Pictures in the records should not be copied, but every other part must be repeated exactly.

□ □ □ □ □

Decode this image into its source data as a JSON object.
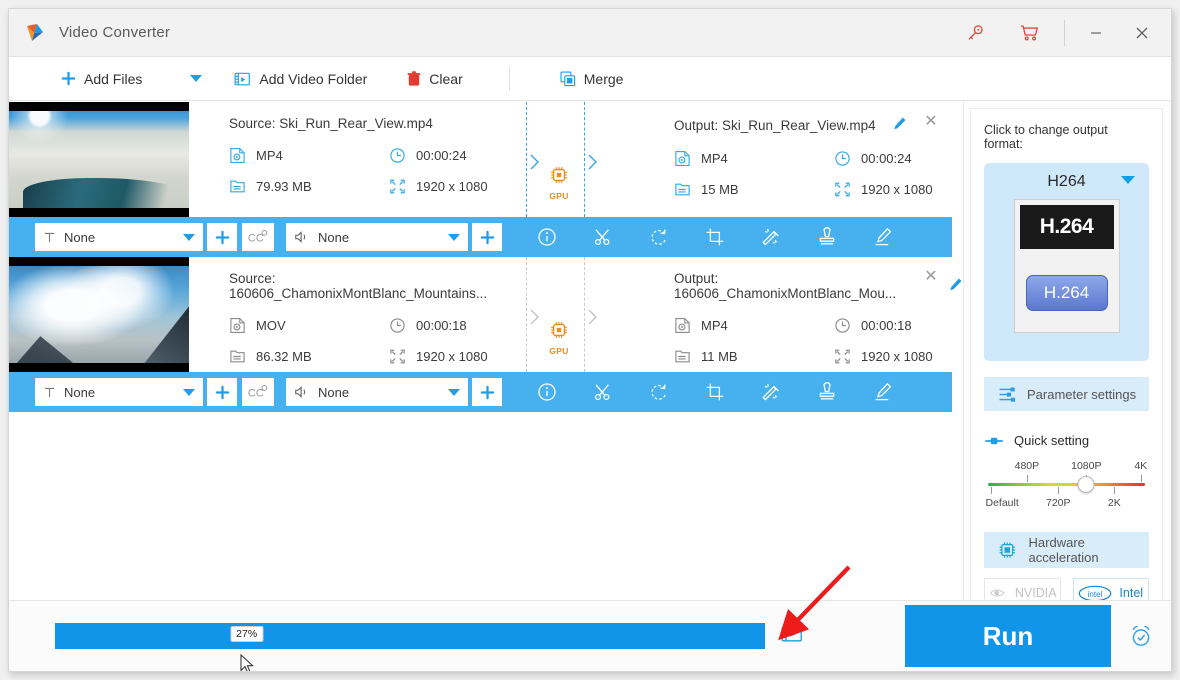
{
  "window": {
    "title": "Video Converter",
    "logo": "app-logo-icon",
    "license_icon": "key-icon",
    "cart_icon": "cart-icon",
    "minimize": "–",
    "close": "✕"
  },
  "toolbar": {
    "add_files": "Add Files",
    "add_files_caret": "chevron-down-icon",
    "add_video_folder": "Add Video Folder",
    "clear": "Clear",
    "merge": "Merge"
  },
  "files": [
    {
      "thumbnail": "ski-slope-thumbnail",
      "source_label": "Source: Ski_Run_Rear_View.mp4",
      "source_format": "MP4",
      "source_duration": "00:00:24",
      "source_size": "79.93 MB",
      "source_resolution": "1920 x 1080",
      "gpu_badge": "GPU",
      "output_label": "Output: Ski_Run_Rear_View.mp4",
      "output_format": "MP4",
      "output_duration": "00:00:24",
      "output_size": "15 MB",
      "output_resolution": "1920 x 1080",
      "subtitle_value": "None",
      "audio_value": "None",
      "selected": true
    },
    {
      "thumbnail": "mountain-clouds-thumbnail",
      "source_label": "Source: 160606_ChamonixMontBlanc_Mountains...",
      "source_format": "MOV",
      "source_duration": "00:00:18",
      "source_size": "86.32 MB",
      "source_resolution": "1920 x 1080",
      "gpu_badge": "GPU",
      "output_label": "Output: 160606_ChamonixMontBlanc_Mou...",
      "output_format": "MP4",
      "output_duration": "00:00:18",
      "output_size": "11 MB",
      "output_resolution": "1920 x 1080",
      "subtitle_value": "None",
      "audio_value": "None",
      "selected": false
    }
  ],
  "row_tools": {
    "info": "info-icon",
    "cut": "scissors-icon",
    "rotate": "rotate-icon",
    "crop": "crop-icon",
    "effect": "magic-wand-icon",
    "watermark": "stamp-icon",
    "edit": "signature-icon",
    "cc": "cc",
    "plus": "+"
  },
  "right_panel": {
    "hint": "Click to change output format:",
    "format_name": "H264",
    "format_logo_top": "H.264",
    "format_logo_pill": "H.264",
    "parameter_settings": "Parameter settings",
    "quick_setting": "Quick setting",
    "quality_ticks_top": [
      "480P",
      "1080P",
      "4K"
    ],
    "quality_ticks_bottom": [
      "Default",
      "720P",
      "2K"
    ],
    "quality_selected": "1080P",
    "hardware_acceleration": "Hardware acceleration",
    "vendor_nvidia": "NVIDIA",
    "vendor_intel": "Intel",
    "accent_color": "#1095e8",
    "panel_blue": "#cfe8fa"
  },
  "bottom": {
    "progress_percent": "27%",
    "progress_value": 27,
    "open_folder_icon": "film-folder-icon",
    "run_label": "Run",
    "schedule_icon": "alarm-clock-icon"
  },
  "annotation": {
    "arrow": "red-annotation-arrow",
    "arrow_color": "#ee1b1b"
  }
}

□ □ □ □ □

[Solution]:
Decode this image into its source data as a JSON object.
{
  "window": {
    "title": "Video Converter",
    "logo": "app-logo-icon",
    "license_icon": "key-icon",
    "cart_icon": "cart-icon",
    "minimize": "–",
    "close": "✕"
  },
  "toolbar": {
    "add_files": "Add Files",
    "add_files_caret": "chevron-down-icon",
    "add_video_folder": "Add Video Folder",
    "clear": "Clear",
    "merge": "Merge"
  },
  "files": [
    {
      "thumbnail": "ski-slope-thumbnail",
      "source_label": "Source: Ski_Run_Rear_View.mp4",
      "source_format": "MP4",
      "source_duration": "00:00:24",
      "source_size": "79.93 MB",
      "source_resolution": "1920 x 1080",
      "gpu_badge": "GPU",
      "output_label": "Output: Ski_Run_Rear_View.mp4",
      "output_format": "MP4",
      "output_duration": "00:00:24",
      "output_size": "15 MB",
      "output_resolution": "1920 x 1080",
      "subtitle_value": "None",
      "audio_value": "None",
      "selected": true
    },
    {
      "thumbnail": "mountain-clouds-thumbnail",
      "source_label": "Source: 160606_ChamonixMontBlanc_Mountains...",
      "source_format": "MOV",
      "source_duration": "00:00:18",
      "source_size": "86.32 MB",
      "source_resolution": "1920 x 1080",
      "gpu_badge": "GPU",
      "output_label": "Output: 160606_ChamonixMontBlanc_Mou...",
      "output_format": "MP4",
      "output_duration": "00:00:18",
      "output_size": "11 MB",
      "output_resolution": "1920 x 1080",
      "subtitle_value": "None",
      "audio_value": "None",
      "selected": false
    }
  ],
  "row_tools": {
    "info": "info-icon",
    "cut": "scissors-icon",
    "rotate": "rotate-icon",
    "crop": "crop-icon",
    "effect": "magic-wand-icon",
    "watermark": "stamp-icon",
    "edit": "signature-icon",
    "cc": "cc",
    "plus": "+"
  },
  "right_panel": {
    "hint": "Click to change output format:",
    "format_name": "H264",
    "format_logo_top": "H.264",
    "format_logo_pill": "H.264",
    "parameter_settings": "Parameter settings",
    "quick_setting": "Quick setting",
    "quality_ticks_top": [
      "480P",
      "1080P",
      "4K"
    ],
    "quality_ticks_bottom": [
      "Default",
      "720P",
      "2K"
    ],
    "quality_selected": "1080P",
    "hardware_acceleration": "Hardware acceleration",
    "vendor_nvidia": "NVIDIA",
    "vendor_intel": "Intel",
    "accent_color": "#1095e8",
    "panel_blue": "#cfe8fa"
  },
  "bottom": {
    "progress_percent": "27%",
    "progress_value": 27,
    "open_folder_icon": "film-folder-icon",
    "run_label": "Run",
    "schedule_icon": "alarm-clock-icon"
  },
  "annotation": {
    "arrow": "red-annotation-arrow",
    "arrow_color": "#ee1b1b"
  }
}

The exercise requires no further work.